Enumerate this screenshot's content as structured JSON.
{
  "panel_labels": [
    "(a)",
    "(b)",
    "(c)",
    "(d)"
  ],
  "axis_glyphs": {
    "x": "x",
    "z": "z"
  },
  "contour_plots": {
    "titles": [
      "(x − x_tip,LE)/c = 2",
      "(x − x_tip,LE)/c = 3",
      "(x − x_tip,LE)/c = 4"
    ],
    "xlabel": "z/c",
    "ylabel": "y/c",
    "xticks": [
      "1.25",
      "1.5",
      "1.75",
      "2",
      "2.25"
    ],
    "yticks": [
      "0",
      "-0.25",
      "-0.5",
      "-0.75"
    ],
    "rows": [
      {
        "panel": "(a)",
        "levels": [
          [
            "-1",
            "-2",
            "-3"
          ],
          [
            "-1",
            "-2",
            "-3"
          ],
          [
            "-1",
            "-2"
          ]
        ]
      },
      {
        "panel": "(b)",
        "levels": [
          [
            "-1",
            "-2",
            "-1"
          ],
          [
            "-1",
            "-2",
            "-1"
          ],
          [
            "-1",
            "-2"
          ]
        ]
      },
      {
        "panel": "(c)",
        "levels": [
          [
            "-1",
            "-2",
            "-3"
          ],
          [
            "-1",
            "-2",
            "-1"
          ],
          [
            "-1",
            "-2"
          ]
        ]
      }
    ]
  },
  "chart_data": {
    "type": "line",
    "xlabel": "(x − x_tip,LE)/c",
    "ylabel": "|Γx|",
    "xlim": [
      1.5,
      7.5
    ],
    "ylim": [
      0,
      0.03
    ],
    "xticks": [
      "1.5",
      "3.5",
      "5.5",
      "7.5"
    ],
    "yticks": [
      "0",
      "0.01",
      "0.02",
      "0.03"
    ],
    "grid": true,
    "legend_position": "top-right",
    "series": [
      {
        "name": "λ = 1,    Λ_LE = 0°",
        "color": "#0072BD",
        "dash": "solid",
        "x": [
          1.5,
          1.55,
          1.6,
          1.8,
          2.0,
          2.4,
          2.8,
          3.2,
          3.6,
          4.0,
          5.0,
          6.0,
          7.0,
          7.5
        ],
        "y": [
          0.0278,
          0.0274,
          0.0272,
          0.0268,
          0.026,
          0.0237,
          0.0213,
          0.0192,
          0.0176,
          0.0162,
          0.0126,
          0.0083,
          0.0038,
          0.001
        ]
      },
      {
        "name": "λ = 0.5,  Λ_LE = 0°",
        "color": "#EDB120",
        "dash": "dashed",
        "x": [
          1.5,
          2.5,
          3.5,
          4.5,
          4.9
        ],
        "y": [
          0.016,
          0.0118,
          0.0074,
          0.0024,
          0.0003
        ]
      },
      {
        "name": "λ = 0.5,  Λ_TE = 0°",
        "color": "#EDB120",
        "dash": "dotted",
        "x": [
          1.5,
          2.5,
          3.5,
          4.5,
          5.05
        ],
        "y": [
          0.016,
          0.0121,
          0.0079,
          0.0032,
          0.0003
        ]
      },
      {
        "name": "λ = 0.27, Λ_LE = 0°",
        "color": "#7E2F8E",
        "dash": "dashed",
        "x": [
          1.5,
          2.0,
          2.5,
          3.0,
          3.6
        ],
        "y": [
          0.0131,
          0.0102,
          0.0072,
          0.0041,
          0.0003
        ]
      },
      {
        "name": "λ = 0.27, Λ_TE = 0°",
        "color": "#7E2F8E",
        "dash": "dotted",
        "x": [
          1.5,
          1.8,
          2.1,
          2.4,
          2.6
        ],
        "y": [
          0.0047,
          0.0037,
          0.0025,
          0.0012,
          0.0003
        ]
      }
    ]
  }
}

# # # #

SET PROBLEM:
Quote each line of the data above exactly as written.

TASK OUTPUT:
Enumerate this screenshot's content as structured JSON.
{
  "panel_labels": [
    "(a)",
    "(b)",
    "(c)",
    "(d)"
  ],
  "axis_glyphs": {
    "x": "x",
    "z": "z"
  },
  "contour_plots": {
    "titles": [
      "(x − x_tip,LE)/c = 2",
      "(x − x_tip,LE)/c = 3",
      "(x − x_tip,LE)/c = 4"
    ],
    "xlabel": "z/c",
    "ylabel": "y/c",
    "xticks": [
      "1.25",
      "1.5",
      "1.75",
      "2",
      "2.25"
    ],
    "yticks": [
      "0",
      "-0.25",
      "-0.5",
      "-0.75"
    ],
    "rows": [
      {
        "panel": "(a)",
        "levels": [
          [
            "-1",
            "-2",
            "-3"
          ],
          [
            "-1",
            "-2",
            "-3"
          ],
          [
            "-1",
            "-2"
          ]
        ]
      },
      {
        "panel": "(b)",
        "levels": [
          [
            "-1",
            "-2",
            "-1"
          ],
          [
            "-1",
            "-2",
            "-1"
          ],
          [
            "-1",
            "-2"
          ]
        ]
      },
      {
        "panel": "(c)",
        "levels": [
          [
            "-1",
            "-2",
            "-3"
          ],
          [
            "-1",
            "-2",
            "-1"
          ],
          [
            "-1",
            "-2"
          ]
        ]
      }
    ]
  },
  "chart_data": {
    "type": "line",
    "xlabel": "(x − x_tip,LE)/c",
    "ylabel": "|Γx|",
    "xlim": [
      1.5,
      7.5
    ],
    "ylim": [
      0,
      0.03
    ],
    "xticks": [
      "1.5",
      "3.5",
      "5.5",
      "7.5"
    ],
    "yticks": [
      "0",
      "0.01",
      "0.02",
      "0.03"
    ],
    "grid": true,
    "legend_position": "top-right",
    "series": [
      {
        "name": "λ = 1,    Λ_LE = 0°",
        "color": "#0072BD",
        "dash": "solid",
        "x": [
          1.5,
          1.55,
          1.6,
          1.8,
          2.0,
          2.4,
          2.8,
          3.2,
          3.6,
          4.0,
          5.0,
          6.0,
          7.0,
          7.5
        ],
        "y": [
          0.0278,
          0.0274,
          0.0272,
          0.0268,
          0.026,
          0.0237,
          0.0213,
          0.0192,
          0.0176,
          0.0162,
          0.0126,
          0.0083,
          0.0038,
          0.001
        ]
      },
      {
        "name": "λ = 0.5,  Λ_LE = 0°",
        "color": "#EDB120",
        "dash": "dashed",
        "x": [
          1.5,
          2.5,
          3.5,
          4.5,
          4.9
        ],
        "y": [
          0.016,
          0.0118,
          0.0074,
          0.0024,
          0.0003
        ]
      },
      {
        "name": "λ = 0.5,  Λ_TE = 0°",
        "color": "#EDB120",
        "dash": "dotted",
        "x": [
          1.5,
          2.5,
          3.5,
          4.5,
          5.05
        ],
        "y": [
          0.016,
          0.0121,
          0.0079,
          0.0032,
          0.0003
        ]
      },
      {
        "name": "λ = 0.27, Λ_LE = 0°",
        "color": "#7E2F8E",
        "dash": "dashed",
        "x": [
          1.5,
          2.0,
          2.5,
          3.0,
          3.6
        ],
        "y": [
          0.0131,
          0.0102,
          0.0072,
          0.0041,
          0.0003
        ]
      },
      {
        "name": "λ = 0.27, Λ_TE = 0°",
        "color": "#7E2F8E",
        "dash": "dotted",
        "x": [
          1.5,
          1.8,
          2.1,
          2.4,
          2.6
        ],
        "y": [
          0.0047,
          0.0037,
          0.0025,
          0.0012,
          0.0003
        ]
      }
    ]
  }
}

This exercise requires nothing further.